[SET EXERCISE]
Please answer from the spam-detection assignment text: in the training file, which label value marks an SMS message as spam?

--- begin PAGE TEXT ---

In this assignment, you are asked to build a neural network that can detect spam from a given SMS message.

The provided files are:
1. `spam_train.csv`: a csv file containing the training data, where the 'text' column provides the sms messages and the 'label' column indicates whether the sms message is a 'ham' (0) or a 'spam' (1).
2. `spam_test.csv`: a csv file containing the testing data, following the same format as `spam_train.csv`.

In [None]:
from google.colab import drive
drive.mount('/content/drive')

Mounted at /content/drive


In [1]:
import torch

torch.cuda.is_available()

True

**Step 1: Compute the SMS message vector based on the average value of the word vectors that belong to the words in it.** 

Just like the last assignment, we compute the 'representation' of each message, i.e., the vector, by averaging word vectors with Word2Vec. But this time, we are using pre-trained [Glove word embeddings](https://nlp.stanford.edu/projects/glove/) instead. Specifically, we are using word embedding `glove.6B.100d` to obtain word vectors of each message, as long as the word is in the 'glove.6B.100d' embedding space.

In other words, you need to:
1. Have a [basic idea](https://nlp.stanford.edu/pubs/glove.pdf) of how Glove provides pre-trained word embeddings (vectors).
2. Download and extract word vectors from `glove.6B.100d`, contained in `glove.6B.zip`.

--- end PAGE TEXT ---
--- begin RECORDED INFORMATION ---

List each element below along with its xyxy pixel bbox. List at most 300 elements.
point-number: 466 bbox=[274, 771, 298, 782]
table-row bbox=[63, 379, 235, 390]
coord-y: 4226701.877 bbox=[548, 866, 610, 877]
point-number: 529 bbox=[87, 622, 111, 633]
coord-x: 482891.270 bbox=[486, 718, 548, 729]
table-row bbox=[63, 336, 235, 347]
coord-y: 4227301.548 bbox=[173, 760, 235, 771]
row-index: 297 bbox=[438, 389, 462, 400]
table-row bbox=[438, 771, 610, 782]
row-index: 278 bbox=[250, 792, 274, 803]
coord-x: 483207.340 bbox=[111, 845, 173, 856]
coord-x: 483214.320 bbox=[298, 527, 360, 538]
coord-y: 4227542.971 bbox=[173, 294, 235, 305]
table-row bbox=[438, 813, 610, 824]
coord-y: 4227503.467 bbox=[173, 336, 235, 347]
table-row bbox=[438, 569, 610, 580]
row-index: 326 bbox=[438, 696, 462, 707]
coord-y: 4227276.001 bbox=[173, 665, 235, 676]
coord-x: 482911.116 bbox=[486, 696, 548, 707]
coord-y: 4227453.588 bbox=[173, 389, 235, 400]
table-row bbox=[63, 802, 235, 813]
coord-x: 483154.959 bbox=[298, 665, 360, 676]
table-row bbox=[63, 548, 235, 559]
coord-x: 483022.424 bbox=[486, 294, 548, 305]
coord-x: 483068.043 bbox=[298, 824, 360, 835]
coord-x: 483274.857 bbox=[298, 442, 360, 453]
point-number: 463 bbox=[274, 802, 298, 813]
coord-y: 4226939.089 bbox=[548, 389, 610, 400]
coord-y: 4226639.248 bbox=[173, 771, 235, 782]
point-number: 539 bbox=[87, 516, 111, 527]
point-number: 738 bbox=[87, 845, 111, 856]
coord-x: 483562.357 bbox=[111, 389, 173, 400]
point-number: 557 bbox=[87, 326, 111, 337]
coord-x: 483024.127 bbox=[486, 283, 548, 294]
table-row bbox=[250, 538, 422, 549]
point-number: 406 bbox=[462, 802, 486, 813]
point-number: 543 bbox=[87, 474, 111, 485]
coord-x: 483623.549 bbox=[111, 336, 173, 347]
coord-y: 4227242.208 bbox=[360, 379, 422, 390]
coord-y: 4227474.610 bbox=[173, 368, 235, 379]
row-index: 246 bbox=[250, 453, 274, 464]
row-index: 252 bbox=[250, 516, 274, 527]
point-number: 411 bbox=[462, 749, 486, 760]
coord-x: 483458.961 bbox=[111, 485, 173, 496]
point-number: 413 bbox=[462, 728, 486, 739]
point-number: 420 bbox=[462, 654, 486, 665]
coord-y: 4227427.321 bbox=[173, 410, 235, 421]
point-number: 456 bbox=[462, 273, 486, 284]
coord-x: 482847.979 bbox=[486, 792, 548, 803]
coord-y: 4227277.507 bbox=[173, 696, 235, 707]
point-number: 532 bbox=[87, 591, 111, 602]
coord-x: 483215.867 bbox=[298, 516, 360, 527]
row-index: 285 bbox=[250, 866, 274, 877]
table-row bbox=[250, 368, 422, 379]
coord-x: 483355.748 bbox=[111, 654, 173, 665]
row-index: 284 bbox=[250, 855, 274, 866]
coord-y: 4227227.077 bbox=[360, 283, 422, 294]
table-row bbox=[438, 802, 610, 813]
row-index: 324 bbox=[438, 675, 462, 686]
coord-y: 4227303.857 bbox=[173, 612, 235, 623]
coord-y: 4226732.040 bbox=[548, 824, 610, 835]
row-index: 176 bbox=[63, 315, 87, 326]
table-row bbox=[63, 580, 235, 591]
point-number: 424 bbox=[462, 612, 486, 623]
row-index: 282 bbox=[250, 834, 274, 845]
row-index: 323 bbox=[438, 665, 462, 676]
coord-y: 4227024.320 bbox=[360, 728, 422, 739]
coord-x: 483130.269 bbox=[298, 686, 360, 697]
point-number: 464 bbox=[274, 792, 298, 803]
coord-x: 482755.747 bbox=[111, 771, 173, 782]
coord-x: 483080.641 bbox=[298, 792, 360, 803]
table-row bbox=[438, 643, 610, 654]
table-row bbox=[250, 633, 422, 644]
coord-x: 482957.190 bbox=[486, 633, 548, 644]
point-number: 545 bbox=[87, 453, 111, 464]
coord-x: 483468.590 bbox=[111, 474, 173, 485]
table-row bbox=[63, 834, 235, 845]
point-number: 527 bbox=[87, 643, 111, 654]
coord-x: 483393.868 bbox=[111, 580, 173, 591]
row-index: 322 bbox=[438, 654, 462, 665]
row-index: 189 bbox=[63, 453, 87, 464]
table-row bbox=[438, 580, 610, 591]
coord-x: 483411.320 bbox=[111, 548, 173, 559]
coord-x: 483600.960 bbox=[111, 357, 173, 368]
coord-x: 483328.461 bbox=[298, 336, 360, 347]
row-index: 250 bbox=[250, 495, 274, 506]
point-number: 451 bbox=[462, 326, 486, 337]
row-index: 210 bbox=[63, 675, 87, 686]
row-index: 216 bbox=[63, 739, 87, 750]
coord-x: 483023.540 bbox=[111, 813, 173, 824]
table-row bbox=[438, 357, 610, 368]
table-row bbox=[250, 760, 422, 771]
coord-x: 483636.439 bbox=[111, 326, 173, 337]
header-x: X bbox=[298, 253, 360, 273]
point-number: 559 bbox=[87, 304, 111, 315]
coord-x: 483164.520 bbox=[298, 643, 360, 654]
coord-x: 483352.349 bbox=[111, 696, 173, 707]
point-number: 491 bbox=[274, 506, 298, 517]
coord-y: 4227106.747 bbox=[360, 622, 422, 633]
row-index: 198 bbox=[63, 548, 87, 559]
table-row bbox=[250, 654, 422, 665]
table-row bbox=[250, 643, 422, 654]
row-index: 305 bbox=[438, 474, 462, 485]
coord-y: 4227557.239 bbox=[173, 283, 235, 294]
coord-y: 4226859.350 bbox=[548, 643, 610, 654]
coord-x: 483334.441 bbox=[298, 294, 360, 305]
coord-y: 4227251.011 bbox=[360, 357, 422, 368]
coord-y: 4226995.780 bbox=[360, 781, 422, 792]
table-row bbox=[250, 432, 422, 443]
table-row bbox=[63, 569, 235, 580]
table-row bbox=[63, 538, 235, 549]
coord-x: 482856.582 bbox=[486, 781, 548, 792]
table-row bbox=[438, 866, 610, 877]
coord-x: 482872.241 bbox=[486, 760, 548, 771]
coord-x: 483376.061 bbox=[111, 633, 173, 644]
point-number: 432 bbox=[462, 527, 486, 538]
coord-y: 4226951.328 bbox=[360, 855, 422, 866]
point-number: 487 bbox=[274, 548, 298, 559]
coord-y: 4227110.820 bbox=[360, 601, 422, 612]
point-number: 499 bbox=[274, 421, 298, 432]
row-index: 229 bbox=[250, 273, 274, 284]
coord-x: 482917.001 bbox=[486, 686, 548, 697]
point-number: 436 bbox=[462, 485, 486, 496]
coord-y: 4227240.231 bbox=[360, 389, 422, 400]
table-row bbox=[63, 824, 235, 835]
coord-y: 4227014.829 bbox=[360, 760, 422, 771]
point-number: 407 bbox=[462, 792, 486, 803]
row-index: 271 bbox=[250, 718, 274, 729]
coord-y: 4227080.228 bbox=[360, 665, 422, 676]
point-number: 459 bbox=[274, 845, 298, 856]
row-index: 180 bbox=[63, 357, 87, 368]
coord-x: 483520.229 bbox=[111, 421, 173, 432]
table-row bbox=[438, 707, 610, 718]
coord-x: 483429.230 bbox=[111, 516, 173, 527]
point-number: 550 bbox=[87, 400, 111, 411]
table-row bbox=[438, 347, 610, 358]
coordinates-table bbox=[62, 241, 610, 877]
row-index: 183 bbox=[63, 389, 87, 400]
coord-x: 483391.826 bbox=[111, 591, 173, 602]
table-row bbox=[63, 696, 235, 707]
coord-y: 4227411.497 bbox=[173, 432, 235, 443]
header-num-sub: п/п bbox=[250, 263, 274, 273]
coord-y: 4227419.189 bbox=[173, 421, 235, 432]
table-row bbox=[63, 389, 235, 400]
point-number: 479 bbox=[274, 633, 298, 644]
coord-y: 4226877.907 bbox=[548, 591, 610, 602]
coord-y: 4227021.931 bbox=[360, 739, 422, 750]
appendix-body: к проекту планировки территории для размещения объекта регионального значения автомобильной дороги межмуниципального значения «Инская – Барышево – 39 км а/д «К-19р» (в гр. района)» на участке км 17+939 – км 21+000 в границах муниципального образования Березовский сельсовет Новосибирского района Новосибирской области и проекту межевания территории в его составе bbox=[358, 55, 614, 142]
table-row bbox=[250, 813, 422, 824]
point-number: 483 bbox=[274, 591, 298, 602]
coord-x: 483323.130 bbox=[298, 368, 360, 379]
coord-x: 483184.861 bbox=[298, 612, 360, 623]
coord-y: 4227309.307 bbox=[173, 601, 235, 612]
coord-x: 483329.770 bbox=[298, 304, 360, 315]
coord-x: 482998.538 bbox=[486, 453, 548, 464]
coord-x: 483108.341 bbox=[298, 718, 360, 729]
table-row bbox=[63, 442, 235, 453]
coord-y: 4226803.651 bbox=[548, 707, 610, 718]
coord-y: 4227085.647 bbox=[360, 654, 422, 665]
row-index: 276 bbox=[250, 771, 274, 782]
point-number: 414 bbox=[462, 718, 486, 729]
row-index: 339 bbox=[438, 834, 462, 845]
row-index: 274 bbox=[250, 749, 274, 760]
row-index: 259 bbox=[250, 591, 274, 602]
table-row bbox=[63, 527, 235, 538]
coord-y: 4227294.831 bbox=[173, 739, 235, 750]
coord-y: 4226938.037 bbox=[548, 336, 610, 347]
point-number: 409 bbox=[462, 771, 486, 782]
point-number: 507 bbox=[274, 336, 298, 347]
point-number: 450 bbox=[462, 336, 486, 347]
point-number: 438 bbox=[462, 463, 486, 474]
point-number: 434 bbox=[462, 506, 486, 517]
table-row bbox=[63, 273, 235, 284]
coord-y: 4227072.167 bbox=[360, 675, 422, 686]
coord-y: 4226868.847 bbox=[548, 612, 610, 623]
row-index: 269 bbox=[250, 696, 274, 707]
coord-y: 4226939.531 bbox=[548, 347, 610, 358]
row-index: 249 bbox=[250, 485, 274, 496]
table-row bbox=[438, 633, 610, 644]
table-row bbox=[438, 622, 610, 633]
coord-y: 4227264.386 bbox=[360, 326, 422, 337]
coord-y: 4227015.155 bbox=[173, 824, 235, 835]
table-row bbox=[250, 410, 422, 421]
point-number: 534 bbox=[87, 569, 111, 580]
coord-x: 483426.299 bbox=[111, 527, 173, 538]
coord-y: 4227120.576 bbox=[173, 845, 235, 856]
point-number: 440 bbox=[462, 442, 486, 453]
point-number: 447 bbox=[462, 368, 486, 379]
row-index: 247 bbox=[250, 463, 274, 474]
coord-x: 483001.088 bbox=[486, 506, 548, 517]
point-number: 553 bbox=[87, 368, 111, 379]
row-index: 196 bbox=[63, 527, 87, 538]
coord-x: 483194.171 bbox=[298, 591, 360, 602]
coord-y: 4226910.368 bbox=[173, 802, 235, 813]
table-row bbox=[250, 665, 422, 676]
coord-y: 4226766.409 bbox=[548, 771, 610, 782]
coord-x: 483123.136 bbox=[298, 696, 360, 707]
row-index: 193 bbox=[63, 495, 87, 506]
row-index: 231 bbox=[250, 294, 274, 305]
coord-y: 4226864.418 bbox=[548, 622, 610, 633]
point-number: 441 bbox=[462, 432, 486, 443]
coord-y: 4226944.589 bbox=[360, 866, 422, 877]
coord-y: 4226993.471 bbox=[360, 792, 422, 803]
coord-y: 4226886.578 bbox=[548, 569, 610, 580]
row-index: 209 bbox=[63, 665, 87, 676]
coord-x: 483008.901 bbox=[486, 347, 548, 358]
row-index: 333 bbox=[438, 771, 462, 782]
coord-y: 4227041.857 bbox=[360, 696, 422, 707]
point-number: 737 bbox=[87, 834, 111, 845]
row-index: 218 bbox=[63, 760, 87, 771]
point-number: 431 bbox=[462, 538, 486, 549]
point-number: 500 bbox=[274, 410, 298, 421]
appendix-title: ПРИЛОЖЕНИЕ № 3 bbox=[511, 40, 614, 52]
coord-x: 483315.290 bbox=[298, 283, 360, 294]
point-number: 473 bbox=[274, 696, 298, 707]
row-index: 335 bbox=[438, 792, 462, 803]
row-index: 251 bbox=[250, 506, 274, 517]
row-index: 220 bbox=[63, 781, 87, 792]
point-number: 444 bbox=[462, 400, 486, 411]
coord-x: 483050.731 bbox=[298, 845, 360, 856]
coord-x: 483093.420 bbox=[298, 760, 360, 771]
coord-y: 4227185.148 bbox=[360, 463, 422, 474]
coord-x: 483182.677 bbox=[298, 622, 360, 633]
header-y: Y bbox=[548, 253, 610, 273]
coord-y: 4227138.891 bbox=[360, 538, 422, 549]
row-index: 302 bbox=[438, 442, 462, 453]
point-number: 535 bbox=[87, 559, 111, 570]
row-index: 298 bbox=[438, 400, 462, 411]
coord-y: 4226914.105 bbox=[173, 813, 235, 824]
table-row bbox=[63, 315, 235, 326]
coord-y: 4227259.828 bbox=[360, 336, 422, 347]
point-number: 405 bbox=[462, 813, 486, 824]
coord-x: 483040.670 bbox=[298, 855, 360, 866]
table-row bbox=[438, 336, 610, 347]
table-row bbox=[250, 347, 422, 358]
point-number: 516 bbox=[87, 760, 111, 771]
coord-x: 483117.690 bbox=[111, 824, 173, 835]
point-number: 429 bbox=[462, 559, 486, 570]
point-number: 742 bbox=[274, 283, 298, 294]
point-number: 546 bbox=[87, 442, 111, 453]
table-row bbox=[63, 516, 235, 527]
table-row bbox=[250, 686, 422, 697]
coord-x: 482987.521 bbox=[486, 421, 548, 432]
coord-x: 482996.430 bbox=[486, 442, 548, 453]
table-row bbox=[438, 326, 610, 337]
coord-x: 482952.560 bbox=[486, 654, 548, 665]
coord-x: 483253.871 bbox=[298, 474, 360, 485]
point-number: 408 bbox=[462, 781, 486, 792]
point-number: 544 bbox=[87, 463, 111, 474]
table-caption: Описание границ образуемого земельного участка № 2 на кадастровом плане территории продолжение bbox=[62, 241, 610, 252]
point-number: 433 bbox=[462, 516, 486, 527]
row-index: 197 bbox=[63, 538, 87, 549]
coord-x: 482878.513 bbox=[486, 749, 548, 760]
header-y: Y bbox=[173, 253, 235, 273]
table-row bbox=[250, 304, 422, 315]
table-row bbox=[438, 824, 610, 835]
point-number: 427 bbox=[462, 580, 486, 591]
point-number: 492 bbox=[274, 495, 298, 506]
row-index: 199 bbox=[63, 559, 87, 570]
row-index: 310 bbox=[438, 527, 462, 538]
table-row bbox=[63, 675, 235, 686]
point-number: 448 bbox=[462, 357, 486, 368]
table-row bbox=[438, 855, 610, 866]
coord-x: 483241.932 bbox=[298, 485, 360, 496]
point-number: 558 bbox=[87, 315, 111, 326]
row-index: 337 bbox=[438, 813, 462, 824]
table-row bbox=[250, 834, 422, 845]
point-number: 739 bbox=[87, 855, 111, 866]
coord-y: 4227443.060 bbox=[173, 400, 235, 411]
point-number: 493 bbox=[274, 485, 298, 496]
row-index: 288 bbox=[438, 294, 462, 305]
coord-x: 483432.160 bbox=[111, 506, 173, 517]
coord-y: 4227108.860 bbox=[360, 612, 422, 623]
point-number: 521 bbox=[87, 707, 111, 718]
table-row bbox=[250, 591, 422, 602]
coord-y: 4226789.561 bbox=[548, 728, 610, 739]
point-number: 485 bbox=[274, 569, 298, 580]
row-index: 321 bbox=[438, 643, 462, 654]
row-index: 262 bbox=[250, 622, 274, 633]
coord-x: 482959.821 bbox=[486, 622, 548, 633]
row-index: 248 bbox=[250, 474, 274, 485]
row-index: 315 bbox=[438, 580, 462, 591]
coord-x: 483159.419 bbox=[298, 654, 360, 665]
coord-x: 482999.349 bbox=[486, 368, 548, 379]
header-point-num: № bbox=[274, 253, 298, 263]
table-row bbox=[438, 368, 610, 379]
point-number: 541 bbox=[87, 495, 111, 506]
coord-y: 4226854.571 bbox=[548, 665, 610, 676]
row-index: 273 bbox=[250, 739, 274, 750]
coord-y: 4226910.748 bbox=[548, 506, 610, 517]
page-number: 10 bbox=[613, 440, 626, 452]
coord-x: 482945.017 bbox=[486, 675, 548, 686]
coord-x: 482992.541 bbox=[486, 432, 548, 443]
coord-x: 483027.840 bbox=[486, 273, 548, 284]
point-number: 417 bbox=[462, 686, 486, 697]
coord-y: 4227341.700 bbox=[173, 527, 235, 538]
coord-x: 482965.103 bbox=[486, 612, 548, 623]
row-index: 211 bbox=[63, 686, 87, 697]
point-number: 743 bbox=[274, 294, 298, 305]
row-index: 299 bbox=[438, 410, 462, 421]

--- end RECORDED INFORMATION ---

[WORKED ANSWER]
The value 1 marks a message as spam.